What is being asked →
Each line that holds the word "случаях" should be returned.

Records from a dataset:
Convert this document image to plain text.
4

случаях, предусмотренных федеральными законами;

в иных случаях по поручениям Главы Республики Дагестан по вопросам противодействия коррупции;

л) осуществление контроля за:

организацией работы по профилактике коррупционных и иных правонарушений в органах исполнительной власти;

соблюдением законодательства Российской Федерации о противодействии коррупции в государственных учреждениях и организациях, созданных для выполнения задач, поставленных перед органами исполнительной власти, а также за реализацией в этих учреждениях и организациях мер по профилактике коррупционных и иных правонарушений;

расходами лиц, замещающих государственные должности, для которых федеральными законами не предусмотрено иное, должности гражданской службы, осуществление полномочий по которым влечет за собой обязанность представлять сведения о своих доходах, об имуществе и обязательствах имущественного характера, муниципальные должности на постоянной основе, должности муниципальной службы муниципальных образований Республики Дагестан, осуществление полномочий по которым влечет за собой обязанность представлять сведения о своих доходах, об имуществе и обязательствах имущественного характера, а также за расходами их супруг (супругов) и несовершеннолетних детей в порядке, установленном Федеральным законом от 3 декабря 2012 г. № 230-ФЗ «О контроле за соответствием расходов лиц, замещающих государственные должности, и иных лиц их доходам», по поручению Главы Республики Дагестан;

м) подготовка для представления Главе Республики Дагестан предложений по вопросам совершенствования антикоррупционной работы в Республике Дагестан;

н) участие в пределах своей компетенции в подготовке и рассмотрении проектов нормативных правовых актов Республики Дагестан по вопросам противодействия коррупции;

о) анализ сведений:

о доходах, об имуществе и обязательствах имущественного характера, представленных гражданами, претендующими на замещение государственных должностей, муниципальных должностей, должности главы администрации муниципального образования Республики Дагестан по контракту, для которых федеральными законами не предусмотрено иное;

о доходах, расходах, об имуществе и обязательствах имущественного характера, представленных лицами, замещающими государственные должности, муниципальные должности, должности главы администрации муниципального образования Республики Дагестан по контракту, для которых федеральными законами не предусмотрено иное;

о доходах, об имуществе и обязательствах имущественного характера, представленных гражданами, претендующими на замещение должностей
---
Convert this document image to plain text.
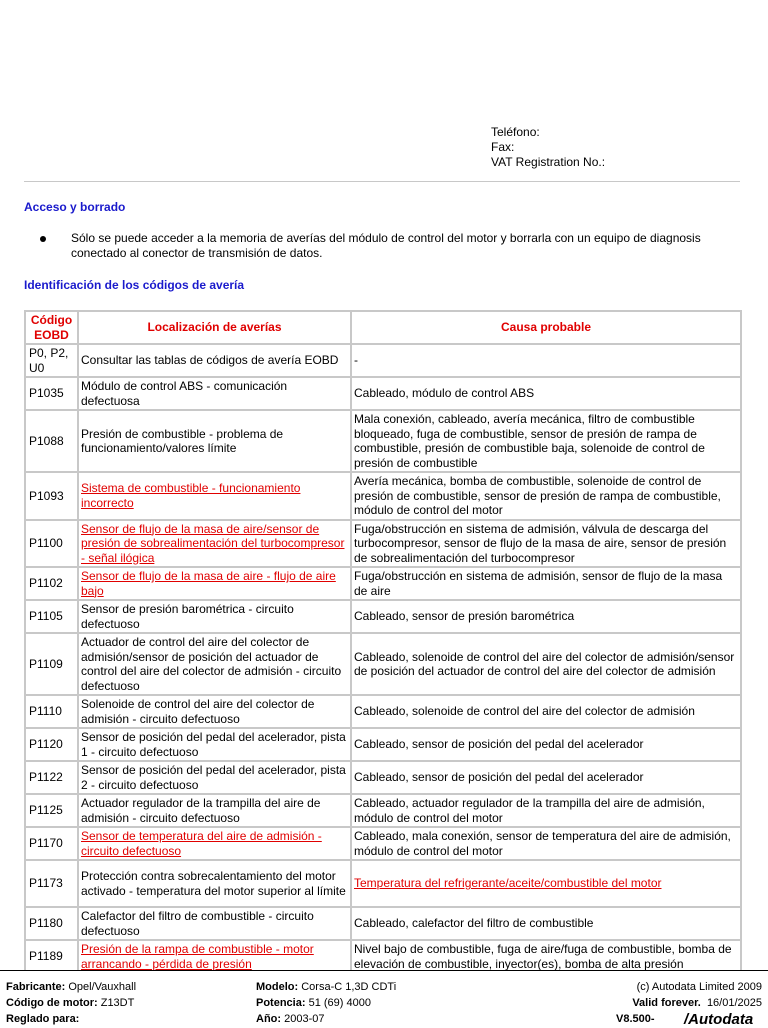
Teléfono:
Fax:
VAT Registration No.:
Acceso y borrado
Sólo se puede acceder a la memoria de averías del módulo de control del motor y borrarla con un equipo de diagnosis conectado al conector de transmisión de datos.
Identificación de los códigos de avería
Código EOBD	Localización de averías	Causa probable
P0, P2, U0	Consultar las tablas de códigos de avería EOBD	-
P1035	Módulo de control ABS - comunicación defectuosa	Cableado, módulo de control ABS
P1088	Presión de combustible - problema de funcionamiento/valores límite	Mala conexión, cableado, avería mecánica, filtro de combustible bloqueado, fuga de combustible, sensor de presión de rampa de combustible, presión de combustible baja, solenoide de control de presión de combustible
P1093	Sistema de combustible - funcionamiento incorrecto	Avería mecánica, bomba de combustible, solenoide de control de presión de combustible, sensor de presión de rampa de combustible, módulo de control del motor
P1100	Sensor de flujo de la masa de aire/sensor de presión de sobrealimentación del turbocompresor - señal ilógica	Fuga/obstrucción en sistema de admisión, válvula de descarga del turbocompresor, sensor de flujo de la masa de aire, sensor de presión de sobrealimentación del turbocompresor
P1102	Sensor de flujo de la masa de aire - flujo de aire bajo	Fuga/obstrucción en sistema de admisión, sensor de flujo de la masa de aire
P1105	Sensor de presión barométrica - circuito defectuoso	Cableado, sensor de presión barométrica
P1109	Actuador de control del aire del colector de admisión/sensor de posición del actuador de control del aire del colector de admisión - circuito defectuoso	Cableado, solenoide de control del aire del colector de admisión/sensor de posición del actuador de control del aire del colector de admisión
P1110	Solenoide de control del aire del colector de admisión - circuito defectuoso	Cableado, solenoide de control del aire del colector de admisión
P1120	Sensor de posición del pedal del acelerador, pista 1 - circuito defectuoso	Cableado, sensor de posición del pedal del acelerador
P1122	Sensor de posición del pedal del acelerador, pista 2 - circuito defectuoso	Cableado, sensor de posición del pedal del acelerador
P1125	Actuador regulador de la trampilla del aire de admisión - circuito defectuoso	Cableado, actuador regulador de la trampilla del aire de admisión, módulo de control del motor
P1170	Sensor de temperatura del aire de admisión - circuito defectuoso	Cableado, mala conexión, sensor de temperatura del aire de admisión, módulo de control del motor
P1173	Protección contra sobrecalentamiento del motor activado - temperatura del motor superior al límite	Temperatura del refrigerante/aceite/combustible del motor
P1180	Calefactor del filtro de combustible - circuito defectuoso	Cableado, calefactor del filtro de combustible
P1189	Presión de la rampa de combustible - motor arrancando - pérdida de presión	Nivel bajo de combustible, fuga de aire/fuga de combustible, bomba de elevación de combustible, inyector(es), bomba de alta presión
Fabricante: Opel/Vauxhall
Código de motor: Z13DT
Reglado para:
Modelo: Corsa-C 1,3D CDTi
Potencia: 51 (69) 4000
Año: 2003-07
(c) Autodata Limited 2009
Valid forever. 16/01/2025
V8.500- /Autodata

Answer →
случаях, предусмотренных федеральными законами;
в иных случаях по поручениям Главы Республики Дагестан по вопросам противодействия коррупции;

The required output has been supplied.